___ SUPPLIED TEXT

It’s important that the renewal of older or exhausted branches is done gradually, replacing one or two branches per year. This approach ensures that the plant maintains adequate vigor and continues to produce fruit abundantly.

growing blueberries on a balcony
Starting off right… One of the fundamental things is to choose plants suitable for your local climate.

How Often to Water Blueberry Plants

Blueberry plants should be watered often to keep the soil consistently moist but not soggy. In case of extreme heat (temperatures above 30 °C / 86 °F), it is advisable to increase the frequency of watering. However, it is essential to avoid waterlogging. To address this issue, it is recommended to spread a layer of expanded clay or perlite at the bottom of the pot.

Since blueberry plants thrive in soil with a maximum pH of 5.5, it’s best to avoid tap water for irrigation as it tends to increase soil pH due to its lime content. To maintain acidic soil, it is better to use salt-free water.

Adequate water for irrigation can be obtained by mixing water and vinegar in the following proportions: 2 tablespoons of vinegar per 10 liters of water. Let it rest overnight and then use this water for watering the blueberry plant, avoiding stirring it and not using the sediment at the bottom of the container.

How to Grow a Blueberry Plant from the Fruit

It’s not easy, but why not try? It is indeed possible to grow a blueberry plant from the fruit, in addition to from seeds or a developed seedling. Here’s how:

  • Fill a small pot with potting soil.
  • Crush a blueberry with your fingers and place it on the soil, then cover it with more soil.
  • Moisten the soil.
  • Cover with a plastic container (e.g., the bottom of a plastic bottle) to create a greenhouse effect.
  • Frequently water the soil to keep it always moist.
  • Once the first leaves appear, proceed with transplanting the plant into a larger container.

How Long Does It Take for a Blueberry Plant to Grow?

The blueberry begins to produce from the second year. During the first 3-4 years, the amount of fruit increases in direct proportion to the development of the plant, then stabilizes around the 5th year.

The ripening period varies depending on the variety and the cultivation areas. In warmer areas, fruit ripening begins as early as April, while it is delayed until July in areas with a more continental climate.


The harvesting period for blueberries varies depending on the cultivated variety. In general, harvesting can be done starting from June, and then lasts for about a month.

Blueberries are ready to be harvested when the skin of the berries is intensely blue even near the peduncle.

Blueberry is a fruit that matures in stages: it is necessary to proceed with harvesting every 3-4 days. This is a great advantage because it allows having always fresh fruits available for a longer period.

Once harvested, the fruits can be stored in the refrigerator for about a week without losing their nutritional properties. Obviously, harvesting must be done strictly by hand.

growing blueberries on a balcony
A dream harvest

The Most Common Mistakes to Avoid in Growing Blueberries

In my experience, the most frequently made mistake is the choice of soil: planting blueberries in neutral or alkaline soil without modifying the pH can prevent the plants from absorbing essential nutrients, thus limiting their growth and fruiting. Get soil with these characteristics at least to start off on the right foot.

The other frequent setup error is choosing blueberry varieties that are not suitable for one’s climate. This can lead to poor yields or non-ripening of the fruits. It is therefore fundamental to research which varieties grow best in your geographical area and to get advice from a nursery on this point.

______
___ DATA EXTRACT

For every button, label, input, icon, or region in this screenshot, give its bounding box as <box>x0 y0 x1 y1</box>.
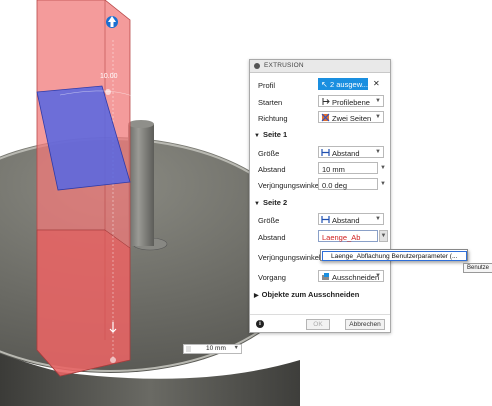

______

**EXERCISE TASKS:**
1. According to the blueberry text, what is the maximum soil pH in which blueberry plants thrive?
2. List every step the blueberry text gives for growing a blueberry plant from the fruit.
3. Please return the part of the blueberry text starting at "The Most Common" and ending at "the right foot.".
The material has no connection to the blueberry text.

**COMPLETE ANSWERS:**
1. A maximum pH of 5.5.

2.
- Fill a small pot with potting soil.
- Crush a blueberry with your fingers and place it on the soil, then cover it with more soil.
- Moisten the soil.
- Cover with a plastic container (e.g., the bottom of a plastic bottle) to create a greenhouse effect.
- Frequently water the soil to keep it always moist.
- Once the first leaves appear, proceed with transplanting the plant into a larger container.

3.
The Most Common Mistakes to Avoid in Growing Blueberries

In my experience, the most frequently made mistake is the choice of soil: planting blueberries in neutral or alkaline soil without modifying the pH can prevent the plants from absorbing essential nutrients, thus limiting their growth and fruiting. Get soil with these characteristics at least to start off on the right foot.